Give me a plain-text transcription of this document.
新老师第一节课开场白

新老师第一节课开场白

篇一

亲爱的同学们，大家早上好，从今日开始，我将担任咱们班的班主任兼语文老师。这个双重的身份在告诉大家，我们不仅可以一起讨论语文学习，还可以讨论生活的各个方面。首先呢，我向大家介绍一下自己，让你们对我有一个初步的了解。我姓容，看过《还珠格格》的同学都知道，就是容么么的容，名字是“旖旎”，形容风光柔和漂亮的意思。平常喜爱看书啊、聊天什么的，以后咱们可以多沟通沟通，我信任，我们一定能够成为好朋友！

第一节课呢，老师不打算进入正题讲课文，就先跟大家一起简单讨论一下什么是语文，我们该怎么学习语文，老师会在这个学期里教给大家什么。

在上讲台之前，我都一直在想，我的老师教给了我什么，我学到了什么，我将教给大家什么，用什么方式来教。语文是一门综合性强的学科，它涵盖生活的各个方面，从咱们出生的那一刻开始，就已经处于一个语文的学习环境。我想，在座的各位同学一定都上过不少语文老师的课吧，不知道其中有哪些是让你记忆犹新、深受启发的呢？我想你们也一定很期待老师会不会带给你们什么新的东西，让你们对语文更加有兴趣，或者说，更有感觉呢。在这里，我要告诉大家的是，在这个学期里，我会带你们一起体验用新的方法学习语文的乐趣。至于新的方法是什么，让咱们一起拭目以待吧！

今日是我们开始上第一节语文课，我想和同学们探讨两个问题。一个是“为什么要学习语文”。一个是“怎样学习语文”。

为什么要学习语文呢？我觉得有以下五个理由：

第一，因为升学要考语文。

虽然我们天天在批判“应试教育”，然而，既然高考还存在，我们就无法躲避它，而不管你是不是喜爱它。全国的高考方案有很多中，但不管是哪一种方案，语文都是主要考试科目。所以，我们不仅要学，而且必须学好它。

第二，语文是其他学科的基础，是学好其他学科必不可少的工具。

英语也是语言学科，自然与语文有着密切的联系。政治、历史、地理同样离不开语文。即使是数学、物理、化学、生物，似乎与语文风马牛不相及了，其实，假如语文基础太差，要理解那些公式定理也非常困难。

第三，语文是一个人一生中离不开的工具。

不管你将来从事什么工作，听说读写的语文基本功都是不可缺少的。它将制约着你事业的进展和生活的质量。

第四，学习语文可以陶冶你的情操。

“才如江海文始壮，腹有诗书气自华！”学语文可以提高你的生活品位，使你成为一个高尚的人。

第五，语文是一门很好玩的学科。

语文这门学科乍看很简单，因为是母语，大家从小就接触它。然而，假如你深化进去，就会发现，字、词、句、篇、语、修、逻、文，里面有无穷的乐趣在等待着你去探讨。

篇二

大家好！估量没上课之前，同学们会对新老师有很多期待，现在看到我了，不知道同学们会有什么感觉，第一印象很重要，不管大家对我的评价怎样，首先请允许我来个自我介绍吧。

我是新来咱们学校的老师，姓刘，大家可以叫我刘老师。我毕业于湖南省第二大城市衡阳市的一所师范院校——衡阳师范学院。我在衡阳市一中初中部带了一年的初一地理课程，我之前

YOUR TASK:
Return the whole listing exactly.

EXPECTED ANSWER:
Give me a plain-text transcription of this document.
新老师第一节课开场白

新老师第一节课开场白

篇一

亲爱的同学们，大家早上好，从今日开始，我将担任咱们班的班主任兼语文老师。这个双重的身份在告诉大家，我们不仅可以一起讨论语文学习，还可以讨论生活的各个方面。首先呢，我向大家介绍一下自己，让你们对我有一个初步的了解。我姓容，看过《还珠格格》的同学都知道，就是容么么的容，名字是“旖旎”，形容风光柔和漂亮的意思。平常喜爱看书啊、聊天什么的，以后咱们可以多沟通沟通，我信任，我们一定能够成为好朋友！

第一节课呢，老师不打算进入正题讲课文，就先跟大家一起简单讨论一下什么是语文，我们该怎么学习语文，老师会在这个学期里教给大家什么。

在上讲台之前，我都一直在想，我的老师教给了我什么，我学到了什么，我将教给大家什么，用什么方式来教。语文是一门综合性强的学科，它涵盖生活的各个方面，从咱们出生的那一刻开始，就已经处于一个语文的学习环境。我想，在座的各位同学一定都上过不少语文老师的课吧，不知道其中有哪些是让你记忆犹新、深受启发的呢？我想你们也一定很期待老师会不会带给你们什么新的东西，让你们对语文更加有兴趣，或者说，更有感觉呢。在这里，我要告诉大家的是，在这个学期里，我会带你们一起体验用新的方法学习语文的乐趣。至于新的方法是什么，让咱们一起拭目以待吧！

今日是我们开始上第一节语文课，我想和同学们探讨两个问题。一个是“为什么要学习语文”。一个是“怎样学习语文”。

为什么要学习语文呢？我觉得有以下五个理由：

第一，因为升学要考语文。

虽然我们天天在批判“应试教育”，然而，既然高考还存在，我们就无法躲避它，而不管你是不是喜爱它。全国的高考方案有很多中，但不管是哪一种方案，语文都是主要考试科目。所以，我们不仅要学，而且必须学好它。

第二，语文是其他学科的基础，是学好其他学科必不可少的工具。

英语也是语言学科，自然与语文有着密切的联系。政治、历史、地理同样离不开语文。即使是数学、物理、化学、生物，似乎与语文风马牛不相及了，其实，假如语文基础太差，要理解那些公式定理也非常困难。

第三，语文是一个人一生中离不开的工具。

不管你将来从事什么工作，听说读写的语文基本功都是不可缺少的。它将制约着你事业的进展和生活的质量。

第四，学习语文可以陶冶你的情操。

“才如江海文始壮，腹有诗书气自华！”学语文可以提高你的生活品位，使你成为一个高尚的人。

第五，语文是一门很好玩的学科。

语文这门学科乍看很简单，因为是母语，大家从小就接触它。然而，假如你深化进去，就会发现，字、词、句、篇、语、修、逻、文，里面有无穷的乐趣在等待着你去探讨。

篇二

大家好！估量没上课之前，同学们会对新老师有很多期待，现在看到我了，不知道同学们会有什么感觉，第一印象很重要，不管大家对我的评价怎样，首先请允许我来个自我介绍吧。

我是新来咱们学校的老师，姓刘，大家可以叫我刘老师。我毕业于湖南省第二大城市衡阳市的一所师范院校——衡阳师范学院。我在衡阳市一中初中部带了一年的初一地理课程，我之前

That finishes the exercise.